• WHAT YOU ARE ASKED TO DO
Set out every line bearing the string "Healthy".

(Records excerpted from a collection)
>> START

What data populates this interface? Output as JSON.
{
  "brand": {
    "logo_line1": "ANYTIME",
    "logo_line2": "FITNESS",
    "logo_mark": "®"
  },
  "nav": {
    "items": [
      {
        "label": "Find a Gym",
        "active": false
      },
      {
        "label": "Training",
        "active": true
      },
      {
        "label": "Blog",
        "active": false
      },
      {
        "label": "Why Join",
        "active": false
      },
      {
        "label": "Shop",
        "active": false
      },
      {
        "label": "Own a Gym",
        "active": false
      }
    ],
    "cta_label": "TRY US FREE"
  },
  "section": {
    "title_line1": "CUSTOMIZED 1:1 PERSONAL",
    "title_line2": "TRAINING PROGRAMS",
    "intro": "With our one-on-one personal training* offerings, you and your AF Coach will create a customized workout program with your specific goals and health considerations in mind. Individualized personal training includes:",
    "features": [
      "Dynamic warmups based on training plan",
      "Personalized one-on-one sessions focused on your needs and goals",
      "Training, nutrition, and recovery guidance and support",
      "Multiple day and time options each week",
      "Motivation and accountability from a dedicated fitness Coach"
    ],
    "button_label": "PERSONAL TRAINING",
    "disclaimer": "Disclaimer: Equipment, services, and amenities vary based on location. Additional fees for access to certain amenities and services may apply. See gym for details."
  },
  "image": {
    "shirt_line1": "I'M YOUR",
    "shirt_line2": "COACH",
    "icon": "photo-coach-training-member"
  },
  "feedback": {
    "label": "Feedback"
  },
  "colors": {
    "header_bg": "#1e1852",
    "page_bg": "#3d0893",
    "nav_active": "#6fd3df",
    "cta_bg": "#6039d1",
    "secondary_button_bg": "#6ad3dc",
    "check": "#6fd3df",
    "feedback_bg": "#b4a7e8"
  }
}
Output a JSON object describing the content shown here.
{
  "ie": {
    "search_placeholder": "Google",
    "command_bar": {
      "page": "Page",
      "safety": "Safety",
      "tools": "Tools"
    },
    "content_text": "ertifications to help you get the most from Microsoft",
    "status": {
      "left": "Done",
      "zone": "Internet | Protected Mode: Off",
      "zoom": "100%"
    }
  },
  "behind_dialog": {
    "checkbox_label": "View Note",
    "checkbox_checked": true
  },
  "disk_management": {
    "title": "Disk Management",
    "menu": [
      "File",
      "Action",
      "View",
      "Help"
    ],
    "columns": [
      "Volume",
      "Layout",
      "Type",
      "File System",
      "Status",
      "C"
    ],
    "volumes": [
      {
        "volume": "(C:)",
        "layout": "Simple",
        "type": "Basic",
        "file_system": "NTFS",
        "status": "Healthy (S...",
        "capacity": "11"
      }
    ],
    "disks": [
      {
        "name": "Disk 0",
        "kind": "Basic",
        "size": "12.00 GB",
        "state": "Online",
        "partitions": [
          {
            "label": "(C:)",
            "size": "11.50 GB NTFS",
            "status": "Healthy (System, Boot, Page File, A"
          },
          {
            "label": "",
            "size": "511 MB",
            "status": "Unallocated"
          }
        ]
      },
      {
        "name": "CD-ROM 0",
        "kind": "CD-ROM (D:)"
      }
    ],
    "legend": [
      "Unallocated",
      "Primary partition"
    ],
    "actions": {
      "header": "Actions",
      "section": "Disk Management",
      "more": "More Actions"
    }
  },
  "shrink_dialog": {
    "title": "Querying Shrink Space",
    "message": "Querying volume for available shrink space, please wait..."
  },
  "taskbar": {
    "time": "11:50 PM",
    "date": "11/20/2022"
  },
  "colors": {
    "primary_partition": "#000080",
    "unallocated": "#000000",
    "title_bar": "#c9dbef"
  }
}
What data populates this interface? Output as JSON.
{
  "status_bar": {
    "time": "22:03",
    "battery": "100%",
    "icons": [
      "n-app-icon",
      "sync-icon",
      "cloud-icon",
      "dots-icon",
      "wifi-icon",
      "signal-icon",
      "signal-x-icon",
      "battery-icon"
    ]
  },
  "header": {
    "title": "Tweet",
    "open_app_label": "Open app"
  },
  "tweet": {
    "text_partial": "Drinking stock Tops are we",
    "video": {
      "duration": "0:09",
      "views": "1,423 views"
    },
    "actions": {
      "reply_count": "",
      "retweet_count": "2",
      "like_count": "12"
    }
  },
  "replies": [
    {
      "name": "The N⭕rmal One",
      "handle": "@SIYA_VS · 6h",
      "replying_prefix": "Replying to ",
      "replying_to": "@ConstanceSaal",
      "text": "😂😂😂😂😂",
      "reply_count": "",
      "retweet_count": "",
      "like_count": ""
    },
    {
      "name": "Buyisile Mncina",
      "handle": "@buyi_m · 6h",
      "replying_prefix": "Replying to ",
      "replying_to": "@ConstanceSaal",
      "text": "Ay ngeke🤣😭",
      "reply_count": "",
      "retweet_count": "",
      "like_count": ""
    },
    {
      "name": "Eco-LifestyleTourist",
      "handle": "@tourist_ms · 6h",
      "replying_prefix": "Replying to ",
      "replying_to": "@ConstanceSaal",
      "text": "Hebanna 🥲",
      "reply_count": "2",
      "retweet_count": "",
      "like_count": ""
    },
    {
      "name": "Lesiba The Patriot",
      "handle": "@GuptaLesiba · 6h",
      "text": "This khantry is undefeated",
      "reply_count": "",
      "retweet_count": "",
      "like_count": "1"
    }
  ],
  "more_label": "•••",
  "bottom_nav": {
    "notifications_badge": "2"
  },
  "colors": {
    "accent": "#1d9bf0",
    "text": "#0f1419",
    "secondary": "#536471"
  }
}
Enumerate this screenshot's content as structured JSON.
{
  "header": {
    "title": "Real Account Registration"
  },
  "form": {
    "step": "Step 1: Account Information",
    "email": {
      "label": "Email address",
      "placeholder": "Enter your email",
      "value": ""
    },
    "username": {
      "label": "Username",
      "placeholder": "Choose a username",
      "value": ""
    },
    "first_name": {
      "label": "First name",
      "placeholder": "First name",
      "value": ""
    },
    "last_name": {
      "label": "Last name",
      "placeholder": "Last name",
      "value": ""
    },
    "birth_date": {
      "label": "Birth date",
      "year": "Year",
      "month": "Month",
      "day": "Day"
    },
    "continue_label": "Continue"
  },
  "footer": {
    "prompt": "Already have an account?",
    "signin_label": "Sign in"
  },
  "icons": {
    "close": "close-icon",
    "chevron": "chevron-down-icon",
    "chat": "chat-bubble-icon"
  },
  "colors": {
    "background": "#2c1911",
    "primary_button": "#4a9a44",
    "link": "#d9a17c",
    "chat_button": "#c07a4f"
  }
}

>> END

• EXERCISE RESULT
        "status": "Healthy (S...",
            "status": "Healthy (System, Boot, Page File, A"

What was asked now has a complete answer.